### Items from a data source

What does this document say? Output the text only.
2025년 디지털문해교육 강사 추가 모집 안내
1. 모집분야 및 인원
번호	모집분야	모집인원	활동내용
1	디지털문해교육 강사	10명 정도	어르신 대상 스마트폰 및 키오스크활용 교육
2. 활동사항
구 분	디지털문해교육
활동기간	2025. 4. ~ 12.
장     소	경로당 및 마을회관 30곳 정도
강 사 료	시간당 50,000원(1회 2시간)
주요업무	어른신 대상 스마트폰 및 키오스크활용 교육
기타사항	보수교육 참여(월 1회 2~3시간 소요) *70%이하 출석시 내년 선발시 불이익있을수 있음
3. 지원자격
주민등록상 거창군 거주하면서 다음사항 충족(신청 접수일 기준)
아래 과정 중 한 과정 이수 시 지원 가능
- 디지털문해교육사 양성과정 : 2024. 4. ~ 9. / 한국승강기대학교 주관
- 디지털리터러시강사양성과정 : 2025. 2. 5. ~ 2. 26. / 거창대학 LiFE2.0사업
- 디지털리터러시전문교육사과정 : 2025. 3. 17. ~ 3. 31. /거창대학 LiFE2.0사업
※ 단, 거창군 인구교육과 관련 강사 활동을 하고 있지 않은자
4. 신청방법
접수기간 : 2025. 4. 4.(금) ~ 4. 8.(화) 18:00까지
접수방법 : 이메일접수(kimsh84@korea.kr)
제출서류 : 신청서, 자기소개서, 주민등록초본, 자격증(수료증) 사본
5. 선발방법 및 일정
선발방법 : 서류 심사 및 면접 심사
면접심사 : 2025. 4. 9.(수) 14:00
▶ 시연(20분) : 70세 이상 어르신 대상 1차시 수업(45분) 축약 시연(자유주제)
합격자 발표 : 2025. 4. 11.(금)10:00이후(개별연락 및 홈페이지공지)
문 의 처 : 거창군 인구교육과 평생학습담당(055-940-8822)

### REQUEST
Copy the records above exactly.

### EXERCISE RESPONSE
What does this document say? Output the text only.
2025년 디지털문해교육 강사 추가 모집 안내
1. 모집분야 및 인원
번호	모집분야	모집인원	활동내용
1	디지털문해교육 강사	10명 정도	어르신 대상 스마트폰 및 키오스크활용 교육
2. 활동사항
구 분	디지털문해교육
활동기간	2025. 4. ~ 12.
장     소	경로당 및 마을회관 30곳 정도
강 사 료	시간당 50,000원(1회 2시간)
주요업무	어른신 대상 스마트폰 및 키오스크활용 교육
기타사항	보수교육 참여(월 1회 2~3시간 소요) *70%이하 출석시 내년 선발시 불이익있을수 있음
3. 지원자격
주민등록상 거창군 거주하면서 다음사항 충족(신청 접수일 기준)
아래 과정 중 한 과정 이수 시 지원 가능
- 디지털문해교육사 양성과정 : 2024. 4. ~ 9. / 한국승강기대학교 주관
- 디지털리터러시강사양성과정 : 2025. 2. 5. ~ 2. 26. / 거창대학 LiFE2.0사업
- 디지털리터러시전문교육사과정 : 2025. 3. 17. ~ 3. 31. /거창대학 LiFE2.0사업
※ 단, 거창군 인구교육과 관련 강사 활동을 하고 있지 않은자
4. 신청방법
접수기간 : 2025. 4. 4.(금) ~ 4. 8.(화) 18:00까지
접수방법 : 이메일접수(kimsh84@korea.kr)
제출서류 : 신청서, 자기소개서, 주민등록초본, 자격증(수료증) 사본
5. 선발방법 및 일정
선발방법 : 서류 심사 및 면접 심사
면접심사 : 2025. 4. 9.(수) 14:00
▶ 시연(20분) : 70세 이상 어르신 대상 1차시 수업(45분) 축약 시연(자유주제)
합격자 발표 : 2025. 4. 11.(금)10:00이후(개별연락 및 홈페이지공지)
문 의 처 : 거창군 인구교육과 평생학습담당(055-940-8822)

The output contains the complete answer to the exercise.